• [Instructions to follow]:
Answer these questions from the passage below.
1. How many Missouri infants died per 1,000 live births, according to the 2016 statistics?
2. Which senators had notes plastered on their doors during the governor's rally?
3. What could the measure urged in those notes bring to Southeast Missouri?

• [Passage]:
┄┄┄┄┄┄┄┄┄┄

Some of those funds towards crisis pregnancy centers include federal Temproary Assistance for Needy Families (TANF) funds, a welfare program meant to support pregnant women and families in poverty.

Reproaction has also launched a new project aimed at addressing infant and maternal mortality. Statistics from 2016 show that 6.3 Missouri infants die per 1,000 live births. Merritt added that black infants and mothers face higher fatality rates than their white counterparts.

The push from Reproaction and NARAL Missouri also comes as whispers of Greitens calling a second extraordinary session in the last month, this time to implement more abortion regulations, persist in the Capitol.

Abortion access supporters have not welcomed the news, and have asked why one of the most restrictive states in the union for abortions would need further regulations.

Show me your papers

The small protest also marked another chapter in what has become an emerging trend at the Missouri State Capitol – masses of posters on taped onto doorways.

Greitens himself started the trend with his rally during the special session. The governor led a group of a few hundred people through the halls of the Senate to plaster notes on the doors of Sens. Doug Libla, Gary Romine and Rob Schaaf, urging them to allow a measure that could bring a steel mill to Southeast Missouri.

┄┄┄┄┄┄┄┄┄┄

• [Stored data]:
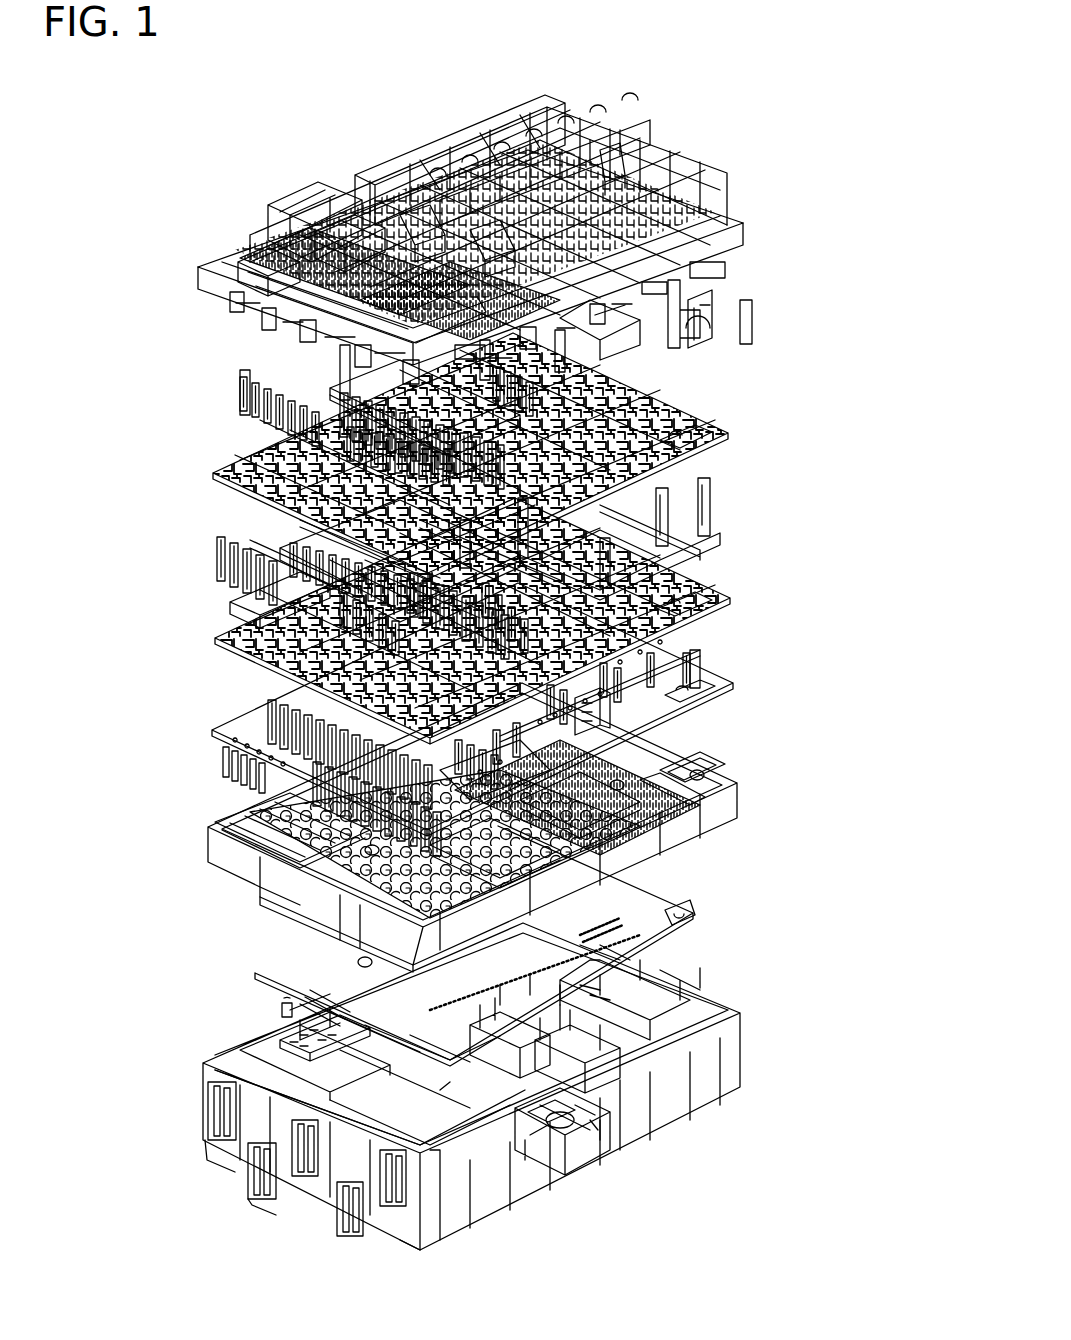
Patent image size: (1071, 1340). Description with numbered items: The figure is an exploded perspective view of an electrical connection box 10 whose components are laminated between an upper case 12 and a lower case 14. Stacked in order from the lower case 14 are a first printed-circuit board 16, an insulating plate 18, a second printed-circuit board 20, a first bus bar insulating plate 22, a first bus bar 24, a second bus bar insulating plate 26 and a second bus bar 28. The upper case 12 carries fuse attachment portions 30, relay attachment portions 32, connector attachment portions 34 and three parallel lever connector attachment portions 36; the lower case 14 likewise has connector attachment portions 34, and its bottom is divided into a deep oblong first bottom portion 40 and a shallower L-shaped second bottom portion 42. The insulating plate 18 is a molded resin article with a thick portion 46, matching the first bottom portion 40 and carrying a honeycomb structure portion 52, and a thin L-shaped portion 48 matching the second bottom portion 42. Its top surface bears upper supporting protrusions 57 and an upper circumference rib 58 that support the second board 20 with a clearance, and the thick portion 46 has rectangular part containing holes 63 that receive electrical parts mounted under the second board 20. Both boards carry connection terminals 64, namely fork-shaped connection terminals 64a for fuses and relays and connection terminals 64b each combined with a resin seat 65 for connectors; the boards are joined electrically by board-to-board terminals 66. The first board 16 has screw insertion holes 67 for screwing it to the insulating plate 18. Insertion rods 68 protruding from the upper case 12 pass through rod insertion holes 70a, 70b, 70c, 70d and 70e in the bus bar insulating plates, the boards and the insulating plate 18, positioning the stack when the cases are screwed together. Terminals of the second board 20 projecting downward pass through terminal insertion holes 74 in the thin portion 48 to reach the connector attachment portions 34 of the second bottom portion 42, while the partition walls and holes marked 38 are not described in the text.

┄┄┄┄┄┄┄┄┄┄

• [Response]:
1. 6.3
2. Sens. Doug Libla, Gary Romine and Rob Schaaf
3. A steel mill